**Cuplikan Halaman:**
┌──

Perusahaan menilai bahwa mempertahankan citra perusahaan lebih penting dibandingkan
mengejar keuntungan dari pembayaran pajak yang lebih sedikit, dengan demikian perusahaan
memilih untuk tidak melakukan tax avoidance (Irianto & Wafirli, 2017).
Faktor kedua yang dapat mempengaruhi kebijakan tax avoidance adalah rasio leverage
perusahaan (Sudana, 2015), karena mencerminkan beban yang ditanggung oleh perusahaan
pada periode tertentu. Rasio leverage muncul ketika perusahaan mendapatkan keuntungan
dengan memanfaatkan aset atau sumber daya yang mereka miliki. Rasio leverage dapat
mempengaruhi keinginan perusahaan untuk melakukan tax avoidance, karena semakin tinggi
beban hutang perusahaan maka kewajiban pajak yang harus mereka bayarkan akan semakin
sedikit (Rosa Dewinta & Ery Setiawan, 2016). Suyanto & Supramono (2012) meyebutkan
bahwa perusahaan lebih memilih untuk menambah beban hutangnya dibandingkan membayar
pajak lebih tinggi, dengan demikian perusahaan memilih untuk melakukan tax avoidance.

└──

**Petunjuk Tugas:**
• a. Sebutkan semua sumber rujukan yang dikutip dalam teks tentang tax avoidance beserta tahunnya.
• b. Tuliskan lanjutan teks tentang tax avoidance, dimulai setelah kalimat terakhirnya.
Data berikut merupakan bahan terpisah dari teks di atas.

**Cuplikan Data:**

┌──

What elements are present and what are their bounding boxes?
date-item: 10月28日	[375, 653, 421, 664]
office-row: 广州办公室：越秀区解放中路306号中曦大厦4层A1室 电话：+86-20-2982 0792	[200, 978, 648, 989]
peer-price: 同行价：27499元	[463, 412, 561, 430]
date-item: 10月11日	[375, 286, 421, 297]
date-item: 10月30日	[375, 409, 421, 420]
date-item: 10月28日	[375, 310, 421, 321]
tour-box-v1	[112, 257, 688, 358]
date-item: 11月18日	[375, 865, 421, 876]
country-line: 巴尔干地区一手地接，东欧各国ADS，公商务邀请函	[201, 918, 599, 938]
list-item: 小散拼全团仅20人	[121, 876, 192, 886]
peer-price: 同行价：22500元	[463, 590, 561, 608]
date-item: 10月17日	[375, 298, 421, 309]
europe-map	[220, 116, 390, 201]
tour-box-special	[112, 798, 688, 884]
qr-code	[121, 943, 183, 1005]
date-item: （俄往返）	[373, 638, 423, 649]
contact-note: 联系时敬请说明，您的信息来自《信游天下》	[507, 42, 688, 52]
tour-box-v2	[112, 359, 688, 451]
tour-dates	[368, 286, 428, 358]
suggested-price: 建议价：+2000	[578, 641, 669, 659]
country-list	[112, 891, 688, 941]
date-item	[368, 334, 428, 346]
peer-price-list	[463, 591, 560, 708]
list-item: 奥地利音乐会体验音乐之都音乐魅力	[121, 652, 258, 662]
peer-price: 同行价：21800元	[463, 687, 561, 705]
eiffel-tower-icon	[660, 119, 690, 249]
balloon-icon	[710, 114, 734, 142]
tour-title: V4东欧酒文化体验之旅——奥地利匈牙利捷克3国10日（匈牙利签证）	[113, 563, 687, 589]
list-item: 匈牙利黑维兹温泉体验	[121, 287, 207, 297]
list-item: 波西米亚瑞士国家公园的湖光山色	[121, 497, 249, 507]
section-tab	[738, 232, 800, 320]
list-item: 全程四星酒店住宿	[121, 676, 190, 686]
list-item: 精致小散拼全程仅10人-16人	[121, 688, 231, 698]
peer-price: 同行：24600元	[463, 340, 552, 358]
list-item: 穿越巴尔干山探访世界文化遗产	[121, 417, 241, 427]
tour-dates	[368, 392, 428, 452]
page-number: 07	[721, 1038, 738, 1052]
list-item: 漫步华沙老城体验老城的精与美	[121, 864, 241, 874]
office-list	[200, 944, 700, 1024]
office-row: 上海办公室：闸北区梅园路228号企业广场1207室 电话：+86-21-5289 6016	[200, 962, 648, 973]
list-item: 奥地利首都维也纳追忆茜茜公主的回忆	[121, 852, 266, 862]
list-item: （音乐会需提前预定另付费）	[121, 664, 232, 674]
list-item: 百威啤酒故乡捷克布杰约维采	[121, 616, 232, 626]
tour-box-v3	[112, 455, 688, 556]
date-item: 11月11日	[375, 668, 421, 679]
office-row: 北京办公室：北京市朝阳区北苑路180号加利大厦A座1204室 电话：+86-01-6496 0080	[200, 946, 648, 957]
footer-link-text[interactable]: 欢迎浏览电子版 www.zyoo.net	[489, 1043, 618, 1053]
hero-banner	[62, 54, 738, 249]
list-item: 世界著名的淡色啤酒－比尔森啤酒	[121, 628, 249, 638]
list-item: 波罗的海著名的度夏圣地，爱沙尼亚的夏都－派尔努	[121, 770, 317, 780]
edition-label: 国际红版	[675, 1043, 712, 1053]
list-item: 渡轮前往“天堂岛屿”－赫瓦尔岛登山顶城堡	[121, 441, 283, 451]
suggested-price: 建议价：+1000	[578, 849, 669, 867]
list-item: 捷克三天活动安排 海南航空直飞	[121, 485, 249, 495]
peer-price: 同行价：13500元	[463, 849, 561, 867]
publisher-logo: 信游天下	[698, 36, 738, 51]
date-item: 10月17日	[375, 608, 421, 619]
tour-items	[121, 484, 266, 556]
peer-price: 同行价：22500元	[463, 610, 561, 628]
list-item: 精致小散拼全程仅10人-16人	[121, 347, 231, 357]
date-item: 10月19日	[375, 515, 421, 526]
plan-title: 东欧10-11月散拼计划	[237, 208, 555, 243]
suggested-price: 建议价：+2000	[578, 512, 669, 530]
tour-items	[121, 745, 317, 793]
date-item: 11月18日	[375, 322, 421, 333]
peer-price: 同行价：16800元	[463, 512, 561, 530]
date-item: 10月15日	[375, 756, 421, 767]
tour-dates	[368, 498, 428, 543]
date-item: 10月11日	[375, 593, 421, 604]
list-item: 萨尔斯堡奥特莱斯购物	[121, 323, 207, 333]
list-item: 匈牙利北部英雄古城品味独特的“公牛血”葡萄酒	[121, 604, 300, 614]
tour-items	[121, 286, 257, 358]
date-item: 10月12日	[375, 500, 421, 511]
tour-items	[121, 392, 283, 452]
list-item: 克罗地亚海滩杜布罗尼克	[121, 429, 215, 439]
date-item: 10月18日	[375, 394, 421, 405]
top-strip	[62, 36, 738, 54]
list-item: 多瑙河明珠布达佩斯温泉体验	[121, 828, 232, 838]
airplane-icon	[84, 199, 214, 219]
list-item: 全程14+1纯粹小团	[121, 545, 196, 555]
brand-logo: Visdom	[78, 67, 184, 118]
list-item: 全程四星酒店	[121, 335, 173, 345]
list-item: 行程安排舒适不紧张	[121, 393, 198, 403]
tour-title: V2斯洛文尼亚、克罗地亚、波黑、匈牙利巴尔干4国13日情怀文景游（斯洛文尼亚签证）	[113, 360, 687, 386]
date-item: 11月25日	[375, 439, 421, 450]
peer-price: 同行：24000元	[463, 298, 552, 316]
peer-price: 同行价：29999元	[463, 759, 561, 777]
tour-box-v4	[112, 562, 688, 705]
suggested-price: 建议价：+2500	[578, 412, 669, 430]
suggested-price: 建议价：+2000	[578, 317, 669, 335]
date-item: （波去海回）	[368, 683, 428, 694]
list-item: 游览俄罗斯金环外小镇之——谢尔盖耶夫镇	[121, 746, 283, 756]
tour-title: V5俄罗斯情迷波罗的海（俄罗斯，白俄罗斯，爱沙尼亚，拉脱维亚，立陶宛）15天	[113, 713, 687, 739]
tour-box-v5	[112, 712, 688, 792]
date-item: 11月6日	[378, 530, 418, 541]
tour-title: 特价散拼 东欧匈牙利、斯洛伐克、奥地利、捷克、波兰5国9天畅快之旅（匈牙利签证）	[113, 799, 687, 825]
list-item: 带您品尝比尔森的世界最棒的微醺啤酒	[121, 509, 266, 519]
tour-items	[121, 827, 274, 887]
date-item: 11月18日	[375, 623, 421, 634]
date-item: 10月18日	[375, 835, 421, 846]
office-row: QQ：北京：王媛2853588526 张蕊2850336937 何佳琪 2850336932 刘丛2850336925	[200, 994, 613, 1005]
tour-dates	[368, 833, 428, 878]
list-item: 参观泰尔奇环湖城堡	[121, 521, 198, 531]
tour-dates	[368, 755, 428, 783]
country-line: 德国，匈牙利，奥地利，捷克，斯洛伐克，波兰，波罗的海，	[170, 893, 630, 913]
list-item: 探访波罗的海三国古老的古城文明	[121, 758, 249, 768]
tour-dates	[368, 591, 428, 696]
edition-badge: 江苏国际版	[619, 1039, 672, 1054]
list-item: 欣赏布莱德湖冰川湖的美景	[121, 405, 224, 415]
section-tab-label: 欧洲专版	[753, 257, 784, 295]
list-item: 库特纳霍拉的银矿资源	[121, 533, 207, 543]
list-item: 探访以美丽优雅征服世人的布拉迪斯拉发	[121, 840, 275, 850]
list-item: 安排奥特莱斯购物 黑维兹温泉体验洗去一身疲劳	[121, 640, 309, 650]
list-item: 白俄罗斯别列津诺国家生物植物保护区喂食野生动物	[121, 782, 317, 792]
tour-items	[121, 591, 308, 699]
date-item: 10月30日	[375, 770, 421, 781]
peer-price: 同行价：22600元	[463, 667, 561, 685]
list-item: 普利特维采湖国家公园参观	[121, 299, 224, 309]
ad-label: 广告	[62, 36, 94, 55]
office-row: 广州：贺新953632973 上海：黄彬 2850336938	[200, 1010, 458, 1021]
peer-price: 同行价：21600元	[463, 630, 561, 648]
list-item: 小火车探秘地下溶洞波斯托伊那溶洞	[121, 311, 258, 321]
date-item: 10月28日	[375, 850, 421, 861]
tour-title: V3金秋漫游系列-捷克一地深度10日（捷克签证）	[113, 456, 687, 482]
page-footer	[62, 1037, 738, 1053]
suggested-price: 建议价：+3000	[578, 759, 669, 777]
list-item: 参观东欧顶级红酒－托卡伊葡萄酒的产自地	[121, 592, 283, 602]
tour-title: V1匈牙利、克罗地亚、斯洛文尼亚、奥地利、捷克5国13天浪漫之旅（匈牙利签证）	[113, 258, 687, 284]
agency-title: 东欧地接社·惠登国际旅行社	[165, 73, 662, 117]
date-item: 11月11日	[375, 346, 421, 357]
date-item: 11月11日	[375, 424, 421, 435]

└──

**Kunci Jawaban:**
• a.
- Irianto & Wafirli, 2017
- Sudana, 2015
- Rosa Dewinta & Ery Setiawan, 2016
- Suyanto & Supramono, 2012

• b.
Ketika perusahaan berhutang untuk membiayai operasional perusahaan maka akan timbul
beban bunga dan kewajiban lainnya, beban bunga yang tinggi tersebut mempengaruhi tingkat
laba yang dipergunakan untuk menghitung pajak (AGUSTI, 2015). Akan tetapi MULYANI
et al. (2014) tidak menemukan adanya pengaruh dari leverage terhadap tax avoidance pada
perusahaan manufaktur. MULYANI et al. (2014) menyebutkan bahwa mayoritas perusahaan
manufaktur di Indonesia memiliki hutang jangka panjang kecil, sehingga beban bunga yang
ditanggung oleh perusahaan juga kecil. SURBAKTI (2012) menambahkan bahwa perusahaan
manufaktur Indonesia lebih memilih untuk mematuhi peraturan pajak pemerintah karena
memiliki resiko lebih besar apabila berurusan dengan hukum. Fakta bahwa mayoritas
perusahaan di Indonesia merupakan perusahaan keluarga membuat struktur pembiayaan
perusahaan lebih banyak bersumber dari pribadi dibandingkan hutang (Anshari, 2019).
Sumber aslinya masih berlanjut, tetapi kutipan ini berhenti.